(Figure data in JSON)
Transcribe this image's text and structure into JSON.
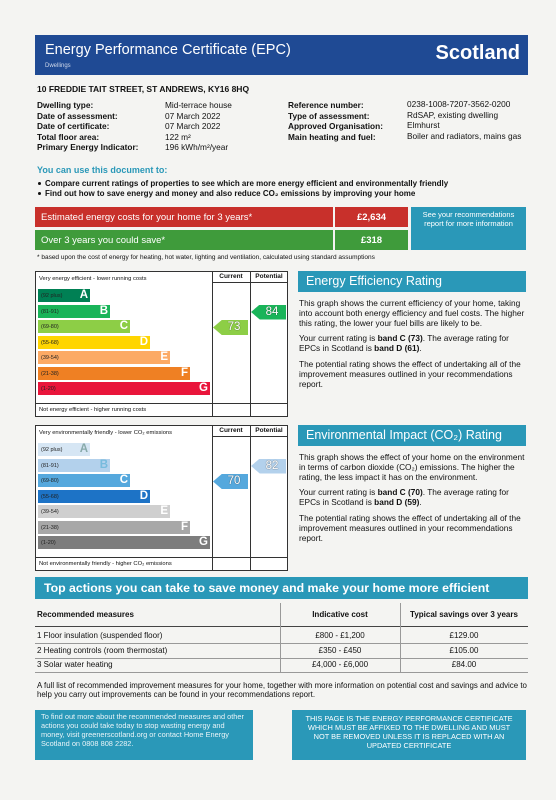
{
  "header": {
    "title": "Energy Performance Certificate (EPC)",
    "subtitle": "Dwellings",
    "country": "Scotland"
  },
  "address": "10 FREDDIE TAIT STREET, ST ANDREWS, KY16 8HQ",
  "details_left": [
    [
      "Dwelling type:",
      "Mid-terrace house"
    ],
    [
      "Date of assessment:",
      "07 March 2022"
    ],
    [
      "Date of certificate:",
      "07 March 2022"
    ],
    [
      "Total floor area:",
      "122 m²"
    ],
    [
      "Primary Energy Indicator:",
      "196 kWh/m²/year"
    ]
  ],
  "details_right": [
    [
      "Reference number:",
      "0238-1008-7207-3562-0200"
    ],
    [
      "Type of assessment:",
      "RdSAP, existing dwelling"
    ],
    [
      "Approved Organisation:",
      "Elmhurst"
    ],
    [
      "Main heating and fuel:",
      "Boiler and radiators, mains gas"
    ]
  ],
  "uses": {
    "heading": "You can use this document to:",
    "items": [
      "Compare current ratings of properties to see which are more energy efficient and environmentally friendly",
      "Find out how to save energy and money and also reduce CO₂ emissions by improving your home"
    ]
  },
  "costs": {
    "rows": [
      [
        "Estimated energy costs for your home for 3 years*",
        "£2,634"
      ],
      [
        "Over 3 years you could save*",
        "£318"
      ]
    ],
    "info": "See your recommendations report for more information",
    "note": "* based upon the cost of energy for heating, hot water, lighting and ventilation, calculated using standard assumptions"
  },
  "energy_efficiency": {
    "top_label": "Very energy efficient - lower running costs",
    "bottom_label": "Not energy efficient - higher running costs",
    "columns": [
      "Current",
      "Potential"
    ],
    "bands": [
      [
        "(92 plus)",
        "A"
      ],
      [
        "(81-91)",
        "B"
      ],
      [
        "(69-80)",
        "C"
      ],
      [
        "(55-68)",
        "D"
      ],
      [
        "(39-54)",
        "E"
      ],
      [
        "(21-38)",
        "F"
      ],
      [
        "(1-20)",
        "G"
      ]
    ],
    "current": "73",
    "potential": "84",
    "heading": "Energy Efficiency Rating",
    "paragraphs": [
      [
        "This graph shows the current efficiency of your home, taking into account both energy efficiency and fuel costs. The higher this rating, the lower your fuel bills are likely to be."
      ],
      [
        "Your current rating is ",
        "band C (73)",
        ". The average rating for EPCs in Scotland is ",
        "band D (61)",
        "."
      ],
      [
        "The potential rating shows the effect of undertaking all of the improvement measures outlined in your recommendations report."
      ]
    ]
  },
  "environmental_impact": {
    "top_label": "Very environmentally friendly - lower CO₂ emissions",
    "bottom_label": "Not environmentally friendly - higher CO₂ emissions",
    "columns": [
      "Current",
      "Potential"
    ],
    "bands": [
      [
        "(92 plus)",
        "A"
      ],
      [
        "(81-91)",
        "B"
      ],
      [
        "(69-80)",
        "C"
      ],
      [
        "(55-68)",
        "D"
      ],
      [
        "(39-54)",
        "E"
      ],
      [
        "(21-38)",
        "F"
      ],
      [
        "(1-20)",
        "G"
      ]
    ],
    "current": "70",
    "potential": "82",
    "heading": "Environmental Impact (CO₂) Rating",
    "paragraphs": [
      [
        "This graph shows the effect of your home on the environment in terms of carbon dioxide (CO₂) emissions. The higher the rating, the less impact it has on the environment."
      ],
      [
        "Your current rating is ",
        "band C (70)",
        ". The average rating for EPCs in Scotland is ",
        "band D (59)",
        "."
      ],
      [
        "The potential rating shows the effect of undertaking all of the improvement measures outlined in your recommendations report."
      ]
    ]
  },
  "actions": {
    "heading": "Top actions you can take to save money and make your home more efficient",
    "table": {
      "header": [
        "Recommended measures",
        "Indicative cost",
        "Typical savings over 3 years"
      ],
      "rows": [
        [
          "1 Floor insulation (suspended floor)",
          "£800 - £1,200",
          "£129.00"
        ],
        [
          "2 Heating controls (room thermostat)",
          "£350 - £450",
          "£105.00"
        ],
        [
          "3 Solar water heating",
          "£4,000 - £6,000",
          "£84.00"
        ]
      ]
    },
    "note": "A full list of recommended improvement measures for your home, together with more information on potential cost and savings and advice to help you carry out improvements can be found in your recommendations report."
  },
  "footer": {
    "left": "To find out more about the recommended measures and other actions you could take today to stop wasting energy and money, visit greenerscotland.org or contact Home Energy Scotland on 0808 808 2282.",
    "right": "THIS PAGE IS THE ENERGY PERFORMANCE CERTIFICATE WHICH MUST BE AFFIXED TO THE DWELLING AND MUST NOT BE REMOVED UNLESS IT IS REPLACED WITH AN UPDATED CERTIFICATE"
  }
}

**Problem:**
Pictures don't belong in the copy. Restate all the entries exactly.

**Exercise output:**
Transcribe this image's text and structure into JSON.
{
  "header": {
    "title": "Energy Performance Certificate (EPC)",
    "subtitle": "Dwellings",
    "country": "Scotland"
  },
  "address": "10 FREDDIE TAIT STREET, ST ANDREWS, KY16 8HQ",
  "details_left": [
    [
      "Dwelling type:",
      "Mid-terrace house"
    ],
    [
      "Date of assessment:",
      "07 March 2022"
    ],
    [
      "Date of certificate:",
      "07 March 2022"
    ],
    [
      "Total floor area:",
      "122 m²"
    ],
    [
      "Primary Energy Indicator:",
      "196 kWh/m²/year"
    ]
  ],
  "details_right": [
    [
      "Reference number:",
      "0238-1008-7207-3562-0200"
    ],
    [
      "Type of assessment:",
      "RdSAP, existing dwelling"
    ],
    [
      "Approved Organisation:",
      "Elmhurst"
    ],
    [
      "Main heating and fuel:",
      "Boiler and radiators, mains gas"
    ]
  ],
  "uses": {
    "heading": "You can use this document to:",
    "items": [
      "Compare current ratings of properties to see which are more energy efficient and environmentally friendly",
      "Find out how to save energy and money and also reduce CO₂ emissions by improving your home"
    ]
  },
  "costs": {
    "rows": [
      [
        "Estimated energy costs for your home for 3 years*",
        "£2,634"
      ],
      [
        "Over 3 years you could save*",
        "£318"
      ]
    ],
    "info": "See your recommendations report for more information",
    "note": "* based upon the cost of energy for heating, hot water, lighting and ventilation, calculated using standard assumptions"
  },
  "energy_efficiency": {
    "top_label": "Very energy efficient - lower running costs",
    "bottom_label": "Not energy efficient - higher running costs",
    "columns": [
      "Current",
      "Potential"
    ],
    "bands": [
      [
        "(92 plus)",
        "A"
      ],
      [
        "(81-91)",
        "B"
      ],
      [
        "(69-80)",
        "C"
      ],
      [
        "(55-68)",
        "D"
      ],
      [
        "(39-54)",
        "E"
      ],
      [
        "(21-38)",
        "F"
      ],
      [
        "(1-20)",
        "G"
      ]
    ],
    "current": "73",
    "potential": "84",
    "heading": "Energy Efficiency Rating",
    "paragraphs": [
      [
        "This graph shows the current efficiency of your home, taking into account both energy efficiency and fuel costs. The higher this rating, the lower your fuel bills are likely to be."
      ],
      [
        "Your current rating is ",
        "band C (73)",
        ". The average rating for EPCs in Scotland is ",
        "band D (61)",
        "."
      ],
      [
        "The potential rating shows the effect of undertaking all of the improvement measures outlined in your recommendations report."
      ]
    ]
  },
  "environmental_impact": {
    "top_label": "Very environmentally friendly - lower CO₂ emissions",
    "bottom_label": "Not environmentally friendly - higher CO₂ emissions",
    "columns": [
      "Current",
      "Potential"
    ],
    "bands": [
      [
        "(92 plus)",
        "A"
      ],
      [
        "(81-91)",
        "B"
      ],
      [
        "(69-80)",
        "C"
      ],
      [
        "(55-68)",
        "D"
      ],
      [
        "(39-54)",
        "E"
      ],
      [
        "(21-38)",
        "F"
      ],
      [
        "(1-20)",
        "G"
      ]
    ],
    "current": "70",
    "potential": "82",
    "heading": "Environmental Impact (CO₂) Rating",
    "paragraphs": [
      [
        "This graph shows the effect of your home on the environment in terms of carbon dioxide (CO₂) emissions. The higher the rating, the less impact it has on the environment."
      ],
      [
        "Your current rating is ",
        "band C (70)",
        ". The average rating for EPCs in Scotland is ",
        "band D (59)",
        "."
      ],
      [
        "The potential rating shows the effect of undertaking all of the improvement measures outlined in your recommendations report."
      ]
    ]
  },
  "actions": {
    "heading": "Top actions you can take to save money and make your home more efficient",
    "table": {
      "header": [
        "Recommended measures",
        "Indicative cost",
        "Typical savings over 3 years"
      ],
      "rows": [
        [
          "1 Floor insulation (suspended floor)",
          "£800 - £1,200",
          "£129.00"
        ],
        [
          "2 Heating controls (room thermostat)",
          "£350 - £450",
          "£105.00"
        ],
        [
          "3 Solar water heating",
          "£4,000 - £6,000",
          "£84.00"
        ]
      ]
    },
    "note": "A full list of recommended improvement measures for your home, together with more information on potential cost and savings and advice to help you carry out improvements can be found in your recommendations report."
  },
  "footer": {
    "left": "To find out more about the recommended measures and other actions you could take today to stop wasting energy and money, visit greenerscotland.org or contact Home Energy Scotland on 0808 808 2282.",
    "right": "THIS PAGE IS THE ENERGY PERFORMANCE CERTIFICATE WHICH MUST BE AFFIXED TO THE DWELLING AND MUST NOT BE REMOVED UNLESS IT IS REPLACED WITH AN UPDATED CERTIFICATE"
  }
}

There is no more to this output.